Stored records
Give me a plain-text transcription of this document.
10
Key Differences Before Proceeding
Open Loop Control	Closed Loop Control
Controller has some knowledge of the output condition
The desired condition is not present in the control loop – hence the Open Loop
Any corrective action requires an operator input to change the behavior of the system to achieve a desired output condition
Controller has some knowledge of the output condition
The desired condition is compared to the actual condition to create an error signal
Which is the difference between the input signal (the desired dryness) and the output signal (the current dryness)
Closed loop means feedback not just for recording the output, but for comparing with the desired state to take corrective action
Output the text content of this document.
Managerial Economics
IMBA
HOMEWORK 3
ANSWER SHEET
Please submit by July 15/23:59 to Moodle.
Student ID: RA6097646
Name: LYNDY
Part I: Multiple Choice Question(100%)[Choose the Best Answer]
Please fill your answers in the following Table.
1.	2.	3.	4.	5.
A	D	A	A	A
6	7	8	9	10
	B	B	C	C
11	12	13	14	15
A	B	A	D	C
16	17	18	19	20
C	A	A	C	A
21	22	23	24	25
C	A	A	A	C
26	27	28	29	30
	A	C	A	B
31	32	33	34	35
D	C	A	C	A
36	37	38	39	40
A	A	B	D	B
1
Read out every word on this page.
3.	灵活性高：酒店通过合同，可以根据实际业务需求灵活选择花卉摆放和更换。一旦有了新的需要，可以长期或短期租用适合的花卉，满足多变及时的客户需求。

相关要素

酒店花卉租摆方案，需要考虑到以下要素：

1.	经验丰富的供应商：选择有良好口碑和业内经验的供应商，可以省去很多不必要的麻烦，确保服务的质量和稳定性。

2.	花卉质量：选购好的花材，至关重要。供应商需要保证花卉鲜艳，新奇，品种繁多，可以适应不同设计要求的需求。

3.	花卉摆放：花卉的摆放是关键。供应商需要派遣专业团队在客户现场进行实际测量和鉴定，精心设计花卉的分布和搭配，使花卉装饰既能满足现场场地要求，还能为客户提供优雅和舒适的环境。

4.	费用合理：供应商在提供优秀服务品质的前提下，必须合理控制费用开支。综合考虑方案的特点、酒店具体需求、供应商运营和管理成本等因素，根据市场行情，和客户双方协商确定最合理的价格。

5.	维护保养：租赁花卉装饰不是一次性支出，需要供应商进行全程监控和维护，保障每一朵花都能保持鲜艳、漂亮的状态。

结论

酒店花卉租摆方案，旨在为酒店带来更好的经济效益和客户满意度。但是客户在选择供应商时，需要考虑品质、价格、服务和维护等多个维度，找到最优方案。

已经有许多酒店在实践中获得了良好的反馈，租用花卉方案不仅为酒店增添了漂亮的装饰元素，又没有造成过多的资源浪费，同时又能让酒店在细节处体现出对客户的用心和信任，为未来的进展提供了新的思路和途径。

TASK TO CARRY OUT
Reproduce each line of the material above precisely.

EXERCISE RESULT
Give me a plain-text transcription of this document.
10
Key Differences Before Proceeding
Open Loop Control	Closed Loop Control
Controller has some knowledge of the output condition
The desired condition is not present in the control loop – hence the Open Loop
Any corrective action requires an operator input to change the behavior of the system to achieve a desired output condition
Controller has some knowledge of the output condition
The desired condition is compared to the actual condition to create an error signal
Which is the difference between the input signal (the desired dryness) and the output signal (the current dryness)
Closed loop means feedback not just for recording the output, but for comparing with the desired state to take corrective action
Output the text content of this document.
Managerial Economics
IMBA
HOMEWORK 3
ANSWER SHEET
Please submit by July 15/23:59 to Moodle.
Student ID: RA6097646
Name: LYNDY
Part I: Multiple Choice Question(100%)[Choose the Best Answer]
Please fill your answers in the following Table.
1.	2.	3.	4.	5.
A	D	A	A	A
6	7	8	9	10
	B	B	C	C
11	12	13	14	15
A	B	A	D	C
16	17	18	19	20
C	A	A	C	A
21	22	23	24	25
C	A	A	A	C
26	27	28	29	30
	A	C	A	B
31	32	33	34	35
D	C	A	C	A
36	37	38	39	40
A	A	B	D	B
1
Read out every word on this page.
3.	灵活性高：酒店通过合同，可以根据实际业务需求灵活选择花卉摆放和更换。一旦有了新的需要，可以长期或短期租用适合的花卉，满足多变及时的客户需求。

相关要素

酒店花卉租摆方案，需要考虑到以下要素：

1.	经验丰富的供应商：选择有良好口碑和业内经验的供应商，可以省去很多不必要的麻烦，确保服务的质量和稳定性。

2.	花卉质量：选购好的花材，至关重要。供应商需要保证花卉鲜艳，新奇，品种繁多，可以适应不同设计要求的需求。

3.	花卉摆放：花卉的摆放是关键。供应商需要派遣专业团队在客户现场进行实际测量和鉴定，精心设计花卉的分布和搭配，使花卉装饰既能满足现场场地要求，还能为客户提供优雅和舒适的环境。

4.	费用合理：供应商在提供优秀服务品质的前提下，必须合理控制费用开支。综合考虑方案的特点、酒店具体需求、供应商运营和管理成本等因素，根据市场行情，和客户双方协商确定最合理的价格。

5.	维护保养：租赁花卉装饰不是一次性支出，需要供应商进行全程监控和维护，保障每一朵花都能保持鲜艳、漂亮的状态。

结论

酒店花卉租摆方案，旨在为酒店带来更好的经济效益和客户满意度。但是客户在选择供应商时，需要考虑品质、价格、服务和维护等多个维度，找到最优方案。

已经有许多酒店在实践中获得了良好的反馈，租用花卉方案不仅为酒店增添了漂亮的装饰元素，又没有造成过多的资源浪费，同时又能让酒店在细节处体现出对客户的用心和信任，为未来的进展提供了新的思路和途径。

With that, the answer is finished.